*THE TASK*
Copy every line of the data exactly, leaving nothing out.

··········

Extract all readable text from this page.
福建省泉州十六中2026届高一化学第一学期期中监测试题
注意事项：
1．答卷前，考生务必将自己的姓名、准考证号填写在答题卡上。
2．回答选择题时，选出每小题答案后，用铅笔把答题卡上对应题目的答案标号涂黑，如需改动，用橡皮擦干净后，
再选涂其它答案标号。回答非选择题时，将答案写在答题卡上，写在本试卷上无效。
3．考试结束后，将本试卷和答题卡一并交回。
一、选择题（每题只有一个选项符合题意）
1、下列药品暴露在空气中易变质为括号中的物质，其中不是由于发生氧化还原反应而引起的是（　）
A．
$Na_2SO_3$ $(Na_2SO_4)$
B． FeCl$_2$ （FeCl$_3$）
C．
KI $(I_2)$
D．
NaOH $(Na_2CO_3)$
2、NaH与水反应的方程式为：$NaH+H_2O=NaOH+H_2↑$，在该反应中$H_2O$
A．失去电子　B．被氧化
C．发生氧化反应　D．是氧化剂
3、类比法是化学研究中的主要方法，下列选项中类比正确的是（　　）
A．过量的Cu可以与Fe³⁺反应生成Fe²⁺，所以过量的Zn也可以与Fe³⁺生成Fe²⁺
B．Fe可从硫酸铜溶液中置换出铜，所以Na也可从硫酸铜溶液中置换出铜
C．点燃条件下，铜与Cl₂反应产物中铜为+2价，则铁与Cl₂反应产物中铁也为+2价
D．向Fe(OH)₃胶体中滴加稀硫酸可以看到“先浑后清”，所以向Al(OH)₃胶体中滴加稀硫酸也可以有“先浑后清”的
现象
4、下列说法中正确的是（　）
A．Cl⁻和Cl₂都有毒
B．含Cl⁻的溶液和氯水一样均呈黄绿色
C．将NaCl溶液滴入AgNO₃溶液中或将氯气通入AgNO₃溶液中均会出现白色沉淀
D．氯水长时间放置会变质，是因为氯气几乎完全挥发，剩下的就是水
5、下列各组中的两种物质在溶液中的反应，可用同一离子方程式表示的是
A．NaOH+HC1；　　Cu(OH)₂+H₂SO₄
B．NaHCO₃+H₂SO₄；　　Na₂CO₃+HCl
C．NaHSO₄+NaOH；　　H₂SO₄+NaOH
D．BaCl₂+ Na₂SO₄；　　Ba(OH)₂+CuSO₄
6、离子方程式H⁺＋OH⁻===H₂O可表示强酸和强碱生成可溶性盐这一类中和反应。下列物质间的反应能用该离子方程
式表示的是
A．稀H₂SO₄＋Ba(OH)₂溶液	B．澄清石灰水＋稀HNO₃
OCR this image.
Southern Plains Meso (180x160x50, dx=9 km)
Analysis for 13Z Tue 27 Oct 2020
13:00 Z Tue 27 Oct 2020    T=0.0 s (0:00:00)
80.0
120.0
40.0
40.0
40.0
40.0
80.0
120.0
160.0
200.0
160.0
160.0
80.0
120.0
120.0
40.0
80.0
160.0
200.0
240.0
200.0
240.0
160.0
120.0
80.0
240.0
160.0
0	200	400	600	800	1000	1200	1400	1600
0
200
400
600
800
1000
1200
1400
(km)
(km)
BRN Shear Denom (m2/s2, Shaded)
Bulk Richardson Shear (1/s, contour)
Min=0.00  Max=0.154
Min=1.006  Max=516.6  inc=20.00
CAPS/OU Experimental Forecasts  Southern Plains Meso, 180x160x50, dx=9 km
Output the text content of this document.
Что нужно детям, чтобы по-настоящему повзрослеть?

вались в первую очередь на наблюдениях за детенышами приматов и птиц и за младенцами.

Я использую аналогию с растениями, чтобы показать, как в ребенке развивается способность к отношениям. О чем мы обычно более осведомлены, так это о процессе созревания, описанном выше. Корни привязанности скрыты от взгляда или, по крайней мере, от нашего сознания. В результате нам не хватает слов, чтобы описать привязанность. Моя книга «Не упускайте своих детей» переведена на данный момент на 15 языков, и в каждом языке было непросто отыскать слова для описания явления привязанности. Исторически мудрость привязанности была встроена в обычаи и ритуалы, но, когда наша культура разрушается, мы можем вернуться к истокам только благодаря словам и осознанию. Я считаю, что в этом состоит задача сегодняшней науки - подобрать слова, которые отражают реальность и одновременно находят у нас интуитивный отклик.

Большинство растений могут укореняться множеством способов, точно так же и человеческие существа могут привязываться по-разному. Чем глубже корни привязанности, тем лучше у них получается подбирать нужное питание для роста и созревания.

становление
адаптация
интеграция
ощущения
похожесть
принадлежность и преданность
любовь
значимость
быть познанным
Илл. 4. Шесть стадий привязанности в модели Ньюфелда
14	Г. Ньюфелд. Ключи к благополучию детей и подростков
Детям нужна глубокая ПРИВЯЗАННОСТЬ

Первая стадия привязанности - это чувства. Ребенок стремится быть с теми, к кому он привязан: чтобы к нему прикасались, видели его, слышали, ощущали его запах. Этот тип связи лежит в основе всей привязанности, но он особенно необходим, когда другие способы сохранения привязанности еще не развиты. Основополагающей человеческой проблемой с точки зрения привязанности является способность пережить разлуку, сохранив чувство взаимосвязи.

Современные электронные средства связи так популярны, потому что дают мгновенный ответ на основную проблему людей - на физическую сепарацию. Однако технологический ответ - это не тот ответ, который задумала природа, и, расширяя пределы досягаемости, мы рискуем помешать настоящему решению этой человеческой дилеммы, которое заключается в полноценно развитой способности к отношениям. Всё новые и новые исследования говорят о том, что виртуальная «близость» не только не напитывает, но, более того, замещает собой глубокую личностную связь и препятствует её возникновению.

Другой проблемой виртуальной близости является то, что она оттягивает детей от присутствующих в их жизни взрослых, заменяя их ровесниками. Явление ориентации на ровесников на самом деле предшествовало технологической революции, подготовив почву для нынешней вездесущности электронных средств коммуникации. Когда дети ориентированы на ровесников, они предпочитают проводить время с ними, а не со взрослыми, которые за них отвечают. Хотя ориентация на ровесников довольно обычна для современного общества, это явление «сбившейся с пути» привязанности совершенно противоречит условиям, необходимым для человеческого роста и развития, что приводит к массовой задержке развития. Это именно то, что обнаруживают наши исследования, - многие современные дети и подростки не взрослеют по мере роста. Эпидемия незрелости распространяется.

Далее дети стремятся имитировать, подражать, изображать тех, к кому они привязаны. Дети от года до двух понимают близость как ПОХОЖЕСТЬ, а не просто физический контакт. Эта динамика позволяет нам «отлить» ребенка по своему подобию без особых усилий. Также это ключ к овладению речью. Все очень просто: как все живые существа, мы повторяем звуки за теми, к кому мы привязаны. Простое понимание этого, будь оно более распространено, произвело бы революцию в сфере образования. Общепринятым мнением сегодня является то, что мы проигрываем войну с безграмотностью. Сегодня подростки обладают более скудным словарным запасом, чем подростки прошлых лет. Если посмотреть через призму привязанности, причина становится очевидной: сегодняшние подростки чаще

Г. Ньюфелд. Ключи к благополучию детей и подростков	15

··········

*THE COMPLETED TASK*
Extract all readable text from this page.
福建省泉州十六中2026届高一化学第一学期期中监测试题
注意事项：
1．答卷前，考生务必将自己的姓名、准考证号填写在答题卡上。
2．回答选择题时，选出每小题答案后，用铅笔把答题卡上对应题目的答案标号涂黑，如需改动，用橡皮擦干净后，
再选涂其它答案标号。回答非选择题时，将答案写在答题卡上，写在本试卷上无效。
3．考试结束后，将本试卷和答题卡一并交回。
一、选择题（每题只有一个选项符合题意）
1、下列药品暴露在空气中易变质为括号中的物质，其中不是由于发生氧化还原反应而引起的是（　）
A．
$Na_2SO_3$ $(Na_2SO_4)$
B． FeCl$_2$ （FeCl$_3$）
C．
KI $(I_2)$
D．
NaOH $(Na_2CO_3)$
2、NaH与水反应的方程式为：$NaH+H_2O=NaOH+H_2↑$，在该反应中$H_2O$
A．失去电子　B．被氧化
C．发生氧化反应　D．是氧化剂
3、类比法是化学研究中的主要方法，下列选项中类比正确的是（　　）
A．过量的Cu可以与Fe³⁺反应生成Fe²⁺，所以过量的Zn也可以与Fe³⁺生成Fe²⁺
B．Fe可从硫酸铜溶液中置换出铜，所以Na也可从硫酸铜溶液中置换出铜
C．点燃条件下，铜与Cl₂反应产物中铜为+2价，则铁与Cl₂反应产物中铁也为+2价
D．向Fe(OH)₃胶体中滴加稀硫酸可以看到“先浑后清”，所以向Al(OH)₃胶体中滴加稀硫酸也可以有“先浑后清”的
现象
4、下列说法中正确的是（　）
A．Cl⁻和Cl₂都有毒
B．含Cl⁻的溶液和氯水一样均呈黄绿色
C．将NaCl溶液滴入AgNO₃溶液中或将氯气通入AgNO₃溶液中均会出现白色沉淀
D．氯水长时间放置会变质，是因为氯气几乎完全挥发，剩下的就是水
5、下列各组中的两种物质在溶液中的反应，可用同一离子方程式表示的是
A．NaOH+HC1；　　Cu(OH)₂+H₂SO₄
B．NaHCO₃+H₂SO₄；　　Na₂CO₃+HCl
C．NaHSO₄+NaOH；　　H₂SO₄+NaOH
D．BaCl₂+ Na₂SO₄；　　Ba(OH)₂+CuSO₄
6、离子方程式H⁺＋OH⁻===H₂O可表示强酸和强碱生成可溶性盐这一类中和反应。下列物质间的反应能用该离子方程
式表示的是
A．稀H₂SO₄＋Ba(OH)₂溶液	B．澄清石灰水＋稀HNO₃
OCR this image.
Southern Plains Meso (180x160x50, dx=9 km)
Analysis for 13Z Tue 27 Oct 2020
13:00 Z Tue 27 Oct 2020    T=0.0 s (0:00:00)
80.0
120.0
40.0
40.0
40.0
40.0
80.0
120.0
160.0
200.0
160.0
160.0
80.0
120.0
120.0
40.0
80.0
160.0
200.0
240.0
200.0
240.0
160.0
120.0
80.0
240.0
160.0
0	200	400	600	800	1000	1200	1400	1600
0
200
400
600
800
1000
1200
1400
(km)
(km)
BRN Shear Denom (m2/s2, Shaded)
Bulk Richardson Shear (1/s, contour)
Min=0.00  Max=0.154
Min=1.006  Max=516.6  inc=20.00
CAPS/OU Experimental Forecasts  Southern Plains Meso, 180x160x50, dx=9 km
Output the text content of this document.
Что нужно детям, чтобы по-настоящему повзрослеть?

вались в первую очередь на наблюдениях за детенышами приматов и птиц и за младенцами.

Я использую аналогию с растениями, чтобы показать, как в ребенке развивается способность к отношениям. О чем мы обычно более осведомлены, так это о процессе созревания, описанном выше. Корни привязанности скрыты от взгляда или, по крайней мере, от нашего сознания. В результате нам не хватает слов, чтобы описать привязанность. Моя книга «Не упускайте своих детей» переведена на данный момент на 15 языков, и в каждом языке было непросто отыскать слова для описания явления привязанности. Исторически мудрость привязанности была встроена в обычаи и ритуалы, но, когда наша культура разрушается, мы можем вернуться к истокам только благодаря словам и осознанию. Я считаю, что в этом состоит задача сегодняшней науки - подобрать слова, которые отражают реальность и одновременно находят у нас интуитивный отклик.

Большинство растений могут укореняться множеством способов, точно так же и человеческие существа могут привязываться по-разному. Чем глубже корни привязанности, тем лучше у них получается подбирать нужное питание для роста и созревания.

становление
адаптация
интеграция
ощущения
похожесть
принадлежность и преданность
любовь
значимость
быть познанным
Илл. 4. Шесть стадий привязанности в модели Ньюфелда
14	Г. Ньюфелд. Ключи к благополучию детей и подростков
Детям нужна глубокая ПРИВЯЗАННОСТЬ

Первая стадия привязанности - это чувства. Ребенок стремится быть с теми, к кому он привязан: чтобы к нему прикасались, видели его, слышали, ощущали его запах. Этот тип связи лежит в основе всей привязанности, но он особенно необходим, когда другие способы сохранения привязанности еще не развиты. Основополагающей человеческой проблемой с точки зрения привязанности является способность пережить разлуку, сохранив чувство взаимосвязи.

Современные электронные средства связи так популярны, потому что дают мгновенный ответ на основную проблему людей - на физическую сепарацию. Однако технологический ответ - это не тот ответ, который задумала природа, и, расширяя пределы досягаемости, мы рискуем помешать настоящему решению этой человеческой дилеммы, которое заключается в полноценно развитой способности к отношениям. Всё новые и новые исследования говорят о том, что виртуальная «близость» не только не напитывает, но, более того, замещает собой глубокую личностную связь и препятствует её возникновению.

Другой проблемой виртуальной близости является то, что она оттягивает детей от присутствующих в их жизни взрослых, заменяя их ровесниками. Явление ориентации на ровесников на самом деле предшествовало технологической революции, подготовив почву для нынешней вездесущности электронных средств коммуникации. Когда дети ориентированы на ровесников, они предпочитают проводить время с ними, а не со взрослыми, которые за них отвечают. Хотя ориентация на ровесников довольно обычна для современного общества, это явление «сбившейся с пути» привязанности совершенно противоречит условиям, необходимым для человеческого роста и развития, что приводит к массовой задержке развития. Это именно то, что обнаруживают наши исследования, - многие современные дети и подростки не взрослеют по мере роста. Эпидемия незрелости распространяется.

Далее дети стремятся имитировать, подражать, изображать тех, к кому они привязаны. Дети от года до двух понимают близость как ПОХОЖЕСТЬ, а не просто физический контакт. Эта динамика позволяет нам «отлить» ребенка по своему подобию без особых усилий. Также это ключ к овладению речью. Все очень просто: как все живые существа, мы повторяем звуки за теми, к кому мы привязаны. Простое понимание этого, будь оно более распространено, произвело бы революцию в сфере образования. Общепринятым мнением сегодня является то, что мы проигрываем войну с безграмотностью. Сегодня подростки обладают более скудным словарным запасом, чем подростки прошлых лет. Если посмотреть через призму привязанности, причина становится очевидной: сегодняшние подростки чаще

Г. Ньюфелд. Ключи к благополучию детей и подростков	15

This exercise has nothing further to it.